:: Entries provided ::
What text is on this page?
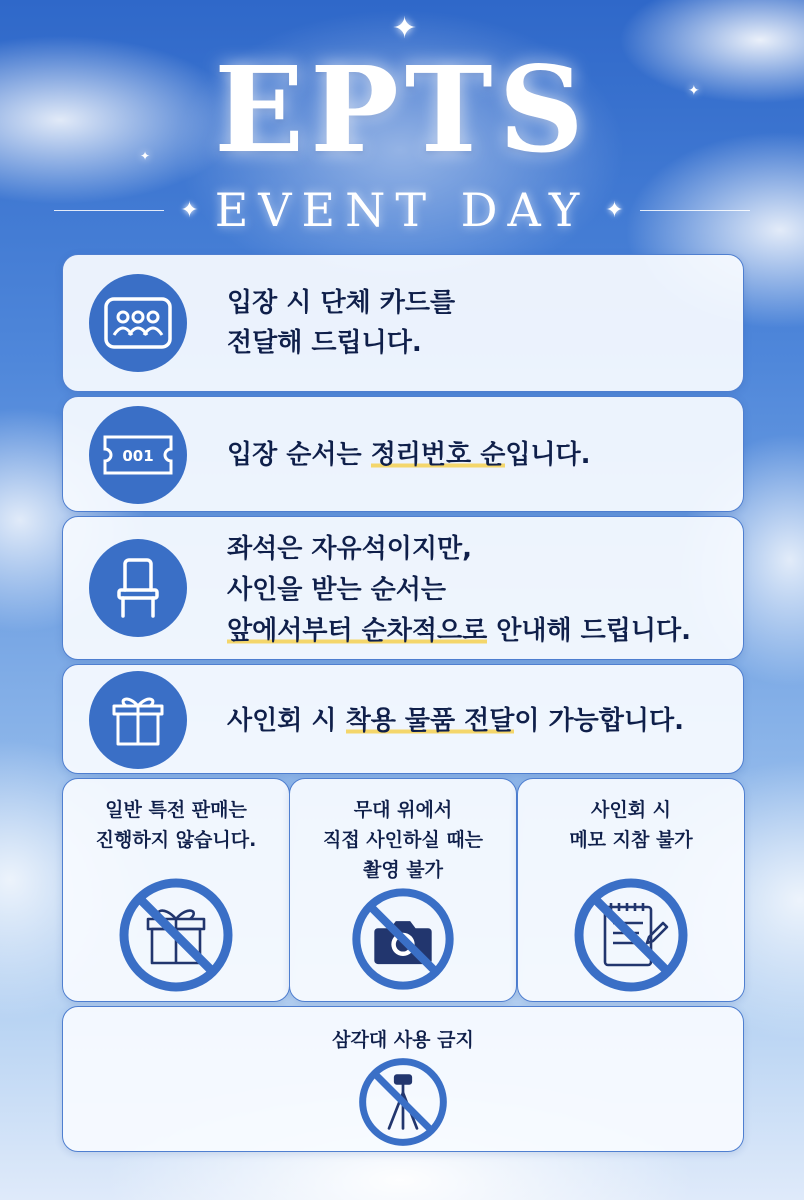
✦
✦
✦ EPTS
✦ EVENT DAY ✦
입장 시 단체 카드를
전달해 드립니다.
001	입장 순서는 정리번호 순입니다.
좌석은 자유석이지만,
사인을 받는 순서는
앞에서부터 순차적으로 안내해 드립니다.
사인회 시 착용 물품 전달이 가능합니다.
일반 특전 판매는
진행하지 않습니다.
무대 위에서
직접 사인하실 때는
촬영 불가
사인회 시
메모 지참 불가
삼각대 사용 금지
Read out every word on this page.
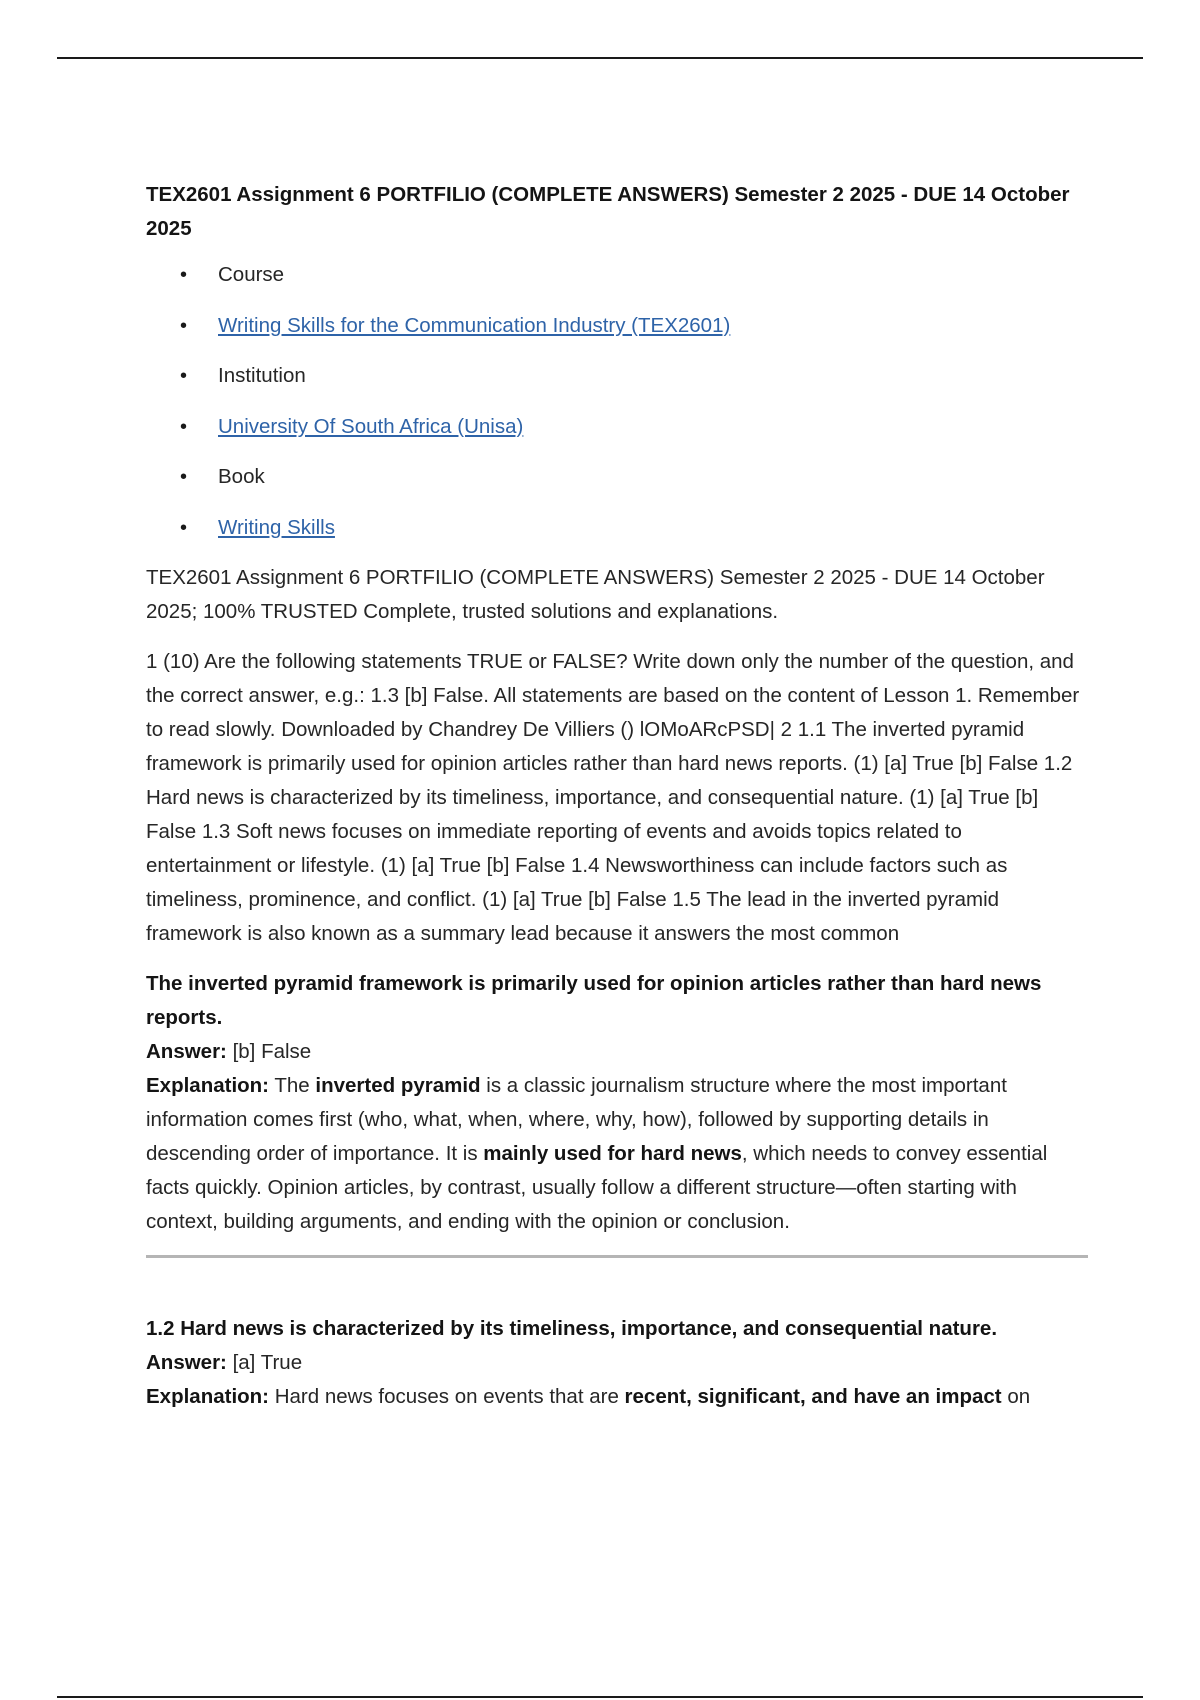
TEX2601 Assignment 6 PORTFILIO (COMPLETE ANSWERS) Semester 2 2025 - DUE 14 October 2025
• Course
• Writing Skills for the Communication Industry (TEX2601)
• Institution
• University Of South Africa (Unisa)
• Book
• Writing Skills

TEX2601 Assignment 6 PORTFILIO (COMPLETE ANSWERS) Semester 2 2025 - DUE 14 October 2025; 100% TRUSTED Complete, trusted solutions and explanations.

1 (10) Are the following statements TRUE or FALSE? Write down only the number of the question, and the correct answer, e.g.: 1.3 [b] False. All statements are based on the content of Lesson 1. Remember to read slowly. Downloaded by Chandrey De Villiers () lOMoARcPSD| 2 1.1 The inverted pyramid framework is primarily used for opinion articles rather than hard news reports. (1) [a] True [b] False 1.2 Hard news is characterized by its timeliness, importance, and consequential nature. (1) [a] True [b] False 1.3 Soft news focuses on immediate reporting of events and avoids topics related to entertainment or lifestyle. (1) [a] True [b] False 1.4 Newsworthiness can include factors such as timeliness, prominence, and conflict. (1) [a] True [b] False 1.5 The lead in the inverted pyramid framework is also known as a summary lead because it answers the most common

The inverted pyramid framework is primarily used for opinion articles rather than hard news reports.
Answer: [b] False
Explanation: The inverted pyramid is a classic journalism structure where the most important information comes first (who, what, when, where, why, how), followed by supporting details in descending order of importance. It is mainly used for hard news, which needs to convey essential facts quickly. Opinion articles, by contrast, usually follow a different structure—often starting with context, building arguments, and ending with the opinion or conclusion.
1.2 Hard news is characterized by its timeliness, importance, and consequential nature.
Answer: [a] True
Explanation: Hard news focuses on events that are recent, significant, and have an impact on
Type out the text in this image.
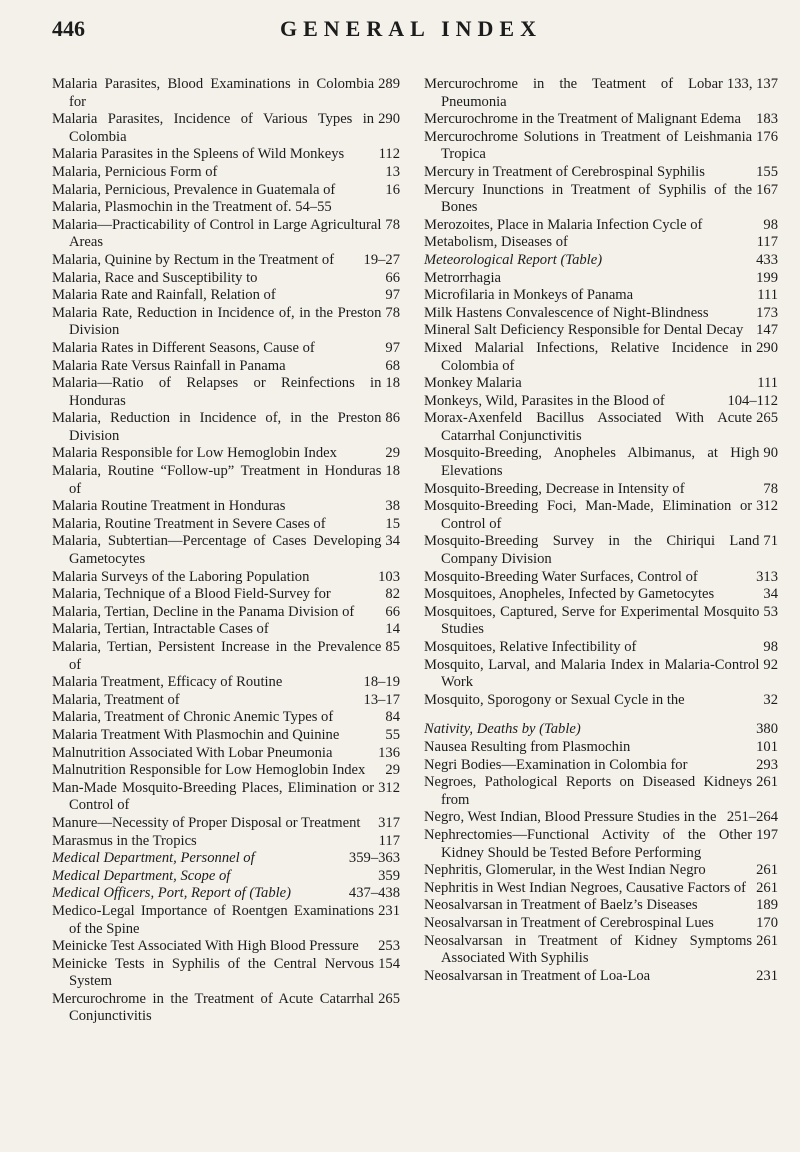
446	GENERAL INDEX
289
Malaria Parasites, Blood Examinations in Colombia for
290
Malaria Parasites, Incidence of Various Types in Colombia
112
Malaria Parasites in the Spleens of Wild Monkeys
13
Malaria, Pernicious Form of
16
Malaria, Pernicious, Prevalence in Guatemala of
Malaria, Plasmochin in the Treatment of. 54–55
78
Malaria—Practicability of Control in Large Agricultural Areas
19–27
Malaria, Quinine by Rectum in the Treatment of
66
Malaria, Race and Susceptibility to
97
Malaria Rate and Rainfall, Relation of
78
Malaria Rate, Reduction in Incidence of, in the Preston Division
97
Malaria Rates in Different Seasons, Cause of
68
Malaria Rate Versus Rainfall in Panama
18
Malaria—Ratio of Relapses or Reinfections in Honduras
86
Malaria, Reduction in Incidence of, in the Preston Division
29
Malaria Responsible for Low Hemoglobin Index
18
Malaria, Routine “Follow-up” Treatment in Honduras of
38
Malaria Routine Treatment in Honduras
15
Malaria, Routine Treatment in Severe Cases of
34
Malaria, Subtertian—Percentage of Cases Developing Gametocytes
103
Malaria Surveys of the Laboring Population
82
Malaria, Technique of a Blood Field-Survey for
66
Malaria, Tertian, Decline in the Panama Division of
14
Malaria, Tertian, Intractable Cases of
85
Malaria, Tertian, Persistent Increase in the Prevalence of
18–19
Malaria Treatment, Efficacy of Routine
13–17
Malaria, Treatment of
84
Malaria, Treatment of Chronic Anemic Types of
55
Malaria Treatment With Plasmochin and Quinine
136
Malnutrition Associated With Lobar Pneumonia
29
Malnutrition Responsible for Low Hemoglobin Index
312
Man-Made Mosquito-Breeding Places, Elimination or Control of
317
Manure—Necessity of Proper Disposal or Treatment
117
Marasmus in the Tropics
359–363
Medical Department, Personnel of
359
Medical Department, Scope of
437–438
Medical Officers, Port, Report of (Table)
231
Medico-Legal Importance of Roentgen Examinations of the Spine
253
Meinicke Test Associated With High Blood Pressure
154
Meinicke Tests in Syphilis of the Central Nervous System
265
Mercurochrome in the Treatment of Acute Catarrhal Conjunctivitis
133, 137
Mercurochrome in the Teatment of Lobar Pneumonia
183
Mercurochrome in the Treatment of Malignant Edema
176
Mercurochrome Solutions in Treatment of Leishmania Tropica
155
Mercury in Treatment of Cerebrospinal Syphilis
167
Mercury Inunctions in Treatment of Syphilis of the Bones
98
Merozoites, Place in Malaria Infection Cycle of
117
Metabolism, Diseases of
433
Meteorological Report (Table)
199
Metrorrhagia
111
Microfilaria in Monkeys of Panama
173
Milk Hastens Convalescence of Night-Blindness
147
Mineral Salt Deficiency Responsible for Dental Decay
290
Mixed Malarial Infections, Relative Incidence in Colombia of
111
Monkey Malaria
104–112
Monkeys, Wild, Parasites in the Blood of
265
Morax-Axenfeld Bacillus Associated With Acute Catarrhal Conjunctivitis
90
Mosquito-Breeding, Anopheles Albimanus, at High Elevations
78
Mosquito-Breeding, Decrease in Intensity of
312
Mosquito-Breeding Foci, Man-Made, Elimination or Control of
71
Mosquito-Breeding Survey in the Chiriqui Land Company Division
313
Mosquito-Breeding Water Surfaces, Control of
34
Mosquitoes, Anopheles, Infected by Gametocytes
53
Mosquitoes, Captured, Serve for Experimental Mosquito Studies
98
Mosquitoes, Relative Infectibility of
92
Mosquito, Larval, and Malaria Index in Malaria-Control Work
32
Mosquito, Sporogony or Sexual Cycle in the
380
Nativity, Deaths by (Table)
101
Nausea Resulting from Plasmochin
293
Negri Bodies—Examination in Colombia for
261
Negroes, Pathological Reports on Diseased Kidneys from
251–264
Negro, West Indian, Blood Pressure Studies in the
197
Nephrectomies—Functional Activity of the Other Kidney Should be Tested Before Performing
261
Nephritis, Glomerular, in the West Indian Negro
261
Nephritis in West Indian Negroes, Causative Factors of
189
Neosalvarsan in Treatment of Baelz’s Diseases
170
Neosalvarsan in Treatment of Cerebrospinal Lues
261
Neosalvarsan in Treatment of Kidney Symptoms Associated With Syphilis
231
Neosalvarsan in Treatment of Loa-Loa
:::
● **Written task**:
Check each line of the entries above for the word "True". List the ones that have it.

● **Task output**:
1 (10) Are the following statements TRUE or FALSE? Write down only the number of the question, and the correct answer, e.g.: 1.3 [b] False. All statements are based on the content of Lesson 1. Remember to read slowly. Downloaded by Chandrey De Villiers () lOMoARcPSD| 2 1.1 The inverted pyramid framework is primarily used for opinion articles rather than hard news reports. (1) [a] True [b] False 1.2 Hard news is characterized by its timeliness, importance, and consequential nature. (1) [a] True [b] False 1.3 Soft news focuses on immediate reporting of events and avoids topics related to entertainment or lifestyle. (1) [a] True [b] False 1.4 Newsworthiness can include factors such as timeliness, prominence, and conflict. (1) [a] True [b] False 1.5 The lead in the inverted pyramid framework is also known as a summary lead because it answers the most common
Answer: [a] True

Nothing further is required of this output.